Every entry must be echoed exactly.

— Start of DATA FOR THIS TASK —

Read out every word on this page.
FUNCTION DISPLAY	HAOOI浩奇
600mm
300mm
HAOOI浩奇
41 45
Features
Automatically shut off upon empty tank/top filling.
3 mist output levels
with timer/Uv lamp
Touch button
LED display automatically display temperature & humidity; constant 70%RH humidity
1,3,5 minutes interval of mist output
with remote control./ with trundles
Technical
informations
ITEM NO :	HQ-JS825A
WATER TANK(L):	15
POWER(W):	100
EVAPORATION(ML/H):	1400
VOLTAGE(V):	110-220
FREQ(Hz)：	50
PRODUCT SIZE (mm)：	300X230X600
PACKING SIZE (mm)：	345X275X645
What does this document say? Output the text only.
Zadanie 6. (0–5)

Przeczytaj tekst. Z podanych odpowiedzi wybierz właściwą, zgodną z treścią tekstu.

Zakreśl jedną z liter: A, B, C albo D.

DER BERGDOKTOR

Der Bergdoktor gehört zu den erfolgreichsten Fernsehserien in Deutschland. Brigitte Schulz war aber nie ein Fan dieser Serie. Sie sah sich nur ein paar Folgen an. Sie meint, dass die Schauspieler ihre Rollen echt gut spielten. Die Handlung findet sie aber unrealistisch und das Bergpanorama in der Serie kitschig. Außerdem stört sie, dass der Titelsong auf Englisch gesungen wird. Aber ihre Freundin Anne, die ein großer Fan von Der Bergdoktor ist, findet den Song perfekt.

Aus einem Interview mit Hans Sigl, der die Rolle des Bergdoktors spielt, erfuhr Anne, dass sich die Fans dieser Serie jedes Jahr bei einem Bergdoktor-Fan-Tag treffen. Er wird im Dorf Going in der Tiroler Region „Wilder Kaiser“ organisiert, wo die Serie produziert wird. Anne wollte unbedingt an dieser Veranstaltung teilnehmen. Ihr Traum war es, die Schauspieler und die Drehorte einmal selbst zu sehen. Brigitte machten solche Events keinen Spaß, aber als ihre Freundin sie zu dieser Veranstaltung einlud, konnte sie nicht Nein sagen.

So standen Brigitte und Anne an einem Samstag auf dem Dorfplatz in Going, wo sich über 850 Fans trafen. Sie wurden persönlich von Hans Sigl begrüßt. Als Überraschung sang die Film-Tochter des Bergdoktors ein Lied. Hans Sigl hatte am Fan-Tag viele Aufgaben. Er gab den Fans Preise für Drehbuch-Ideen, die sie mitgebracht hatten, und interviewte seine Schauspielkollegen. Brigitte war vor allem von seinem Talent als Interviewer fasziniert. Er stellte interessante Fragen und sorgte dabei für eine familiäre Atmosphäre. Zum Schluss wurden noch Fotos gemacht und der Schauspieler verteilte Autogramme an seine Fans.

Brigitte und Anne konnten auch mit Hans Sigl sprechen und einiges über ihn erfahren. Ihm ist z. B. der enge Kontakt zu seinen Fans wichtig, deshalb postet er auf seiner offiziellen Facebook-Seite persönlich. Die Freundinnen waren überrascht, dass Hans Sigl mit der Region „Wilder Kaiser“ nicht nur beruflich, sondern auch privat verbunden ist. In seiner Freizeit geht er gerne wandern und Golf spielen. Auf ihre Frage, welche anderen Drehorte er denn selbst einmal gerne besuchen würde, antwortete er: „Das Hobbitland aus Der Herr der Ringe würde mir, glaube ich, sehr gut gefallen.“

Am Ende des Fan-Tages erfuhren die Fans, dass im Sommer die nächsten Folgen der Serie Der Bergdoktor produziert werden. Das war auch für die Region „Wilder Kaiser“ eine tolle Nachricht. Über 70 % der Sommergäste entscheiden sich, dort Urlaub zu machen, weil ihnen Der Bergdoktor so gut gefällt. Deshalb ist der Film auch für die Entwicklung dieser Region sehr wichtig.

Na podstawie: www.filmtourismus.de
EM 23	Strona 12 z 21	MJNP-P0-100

— End of DATA FOR THIS TASK —

- ANSWER
Read out every word on this page.
FUNCTION DISPLAY	HAOOI浩奇
600mm
300mm
HAOOI浩奇
41 45
Features
Automatically shut off upon empty tank/top filling.
3 mist output levels
with timer/Uv lamp
Touch button
LED display automatically display temperature & humidity; constant 70%RH humidity
1,3,5 minutes interval of mist output
with remote control./ with trundles
Technical
informations
ITEM NO :	HQ-JS825A
WATER TANK(L):	15
POWER(W):	100
EVAPORATION(ML/H):	1400
VOLTAGE(V):	110-220
FREQ(Hz)：	50
PRODUCT SIZE (mm)：	300X230X600
PACKING SIZE (mm)：	345X275X645
What does this document say? Output the text only.
Zadanie 6. (0–5)

Przeczytaj tekst. Z podanych odpowiedzi wybierz właściwą, zgodną z treścią tekstu.

Zakreśl jedną z liter: A, B, C albo D.

DER BERGDOKTOR

Der Bergdoktor gehört zu den erfolgreichsten Fernsehserien in Deutschland. Brigitte Schulz war aber nie ein Fan dieser Serie. Sie sah sich nur ein paar Folgen an. Sie meint, dass die Schauspieler ihre Rollen echt gut spielten. Die Handlung findet sie aber unrealistisch und das Bergpanorama in der Serie kitschig. Außerdem stört sie, dass der Titelsong auf Englisch gesungen wird. Aber ihre Freundin Anne, die ein großer Fan von Der Bergdoktor ist, findet den Song perfekt.

Aus einem Interview mit Hans Sigl, der die Rolle des Bergdoktors spielt, erfuhr Anne, dass sich die Fans dieser Serie jedes Jahr bei einem Bergdoktor-Fan-Tag treffen. Er wird im Dorf Going in der Tiroler Region „Wilder Kaiser“ organisiert, wo die Serie produziert wird. Anne wollte unbedingt an dieser Veranstaltung teilnehmen. Ihr Traum war es, die Schauspieler und die Drehorte einmal selbst zu sehen. Brigitte machten solche Events keinen Spaß, aber als ihre Freundin sie zu dieser Veranstaltung einlud, konnte sie nicht Nein sagen.

So standen Brigitte und Anne an einem Samstag auf dem Dorfplatz in Going, wo sich über 850 Fans trafen. Sie wurden persönlich von Hans Sigl begrüßt. Als Überraschung sang die Film-Tochter des Bergdoktors ein Lied. Hans Sigl hatte am Fan-Tag viele Aufgaben. Er gab den Fans Preise für Drehbuch-Ideen, die sie mitgebracht hatten, und interviewte seine Schauspielkollegen. Brigitte war vor allem von seinem Talent als Interviewer fasziniert. Er stellte interessante Fragen und sorgte dabei für eine familiäre Atmosphäre. Zum Schluss wurden noch Fotos gemacht und der Schauspieler verteilte Autogramme an seine Fans.

Brigitte und Anne konnten auch mit Hans Sigl sprechen und einiges über ihn erfahren. Ihm ist z. B. der enge Kontakt zu seinen Fans wichtig, deshalb postet er auf seiner offiziellen Facebook-Seite persönlich. Die Freundinnen waren überrascht, dass Hans Sigl mit der Region „Wilder Kaiser“ nicht nur beruflich, sondern auch privat verbunden ist. In seiner Freizeit geht er gerne wandern und Golf spielen. Auf ihre Frage, welche anderen Drehorte er denn selbst einmal gerne besuchen würde, antwortete er: „Das Hobbitland aus Der Herr der Ringe würde mir, glaube ich, sehr gut gefallen.“

Am Ende des Fan-Tages erfuhren die Fans, dass im Sommer die nächsten Folgen der Serie Der Bergdoktor produziert werden. Das war auch für die Region „Wilder Kaiser“ eine tolle Nachricht. Über 70 % der Sommergäste entscheiden sich, dort Urlaub zu machen, weil ihnen Der Bergdoktor so gut gefällt. Deshalb ist der Film auch für die Entwicklung dieser Region sehr wichtig.

Na podstawie: www.filmtourismus.de
EM 23	Strona 12 z 21	MJNP-P0-100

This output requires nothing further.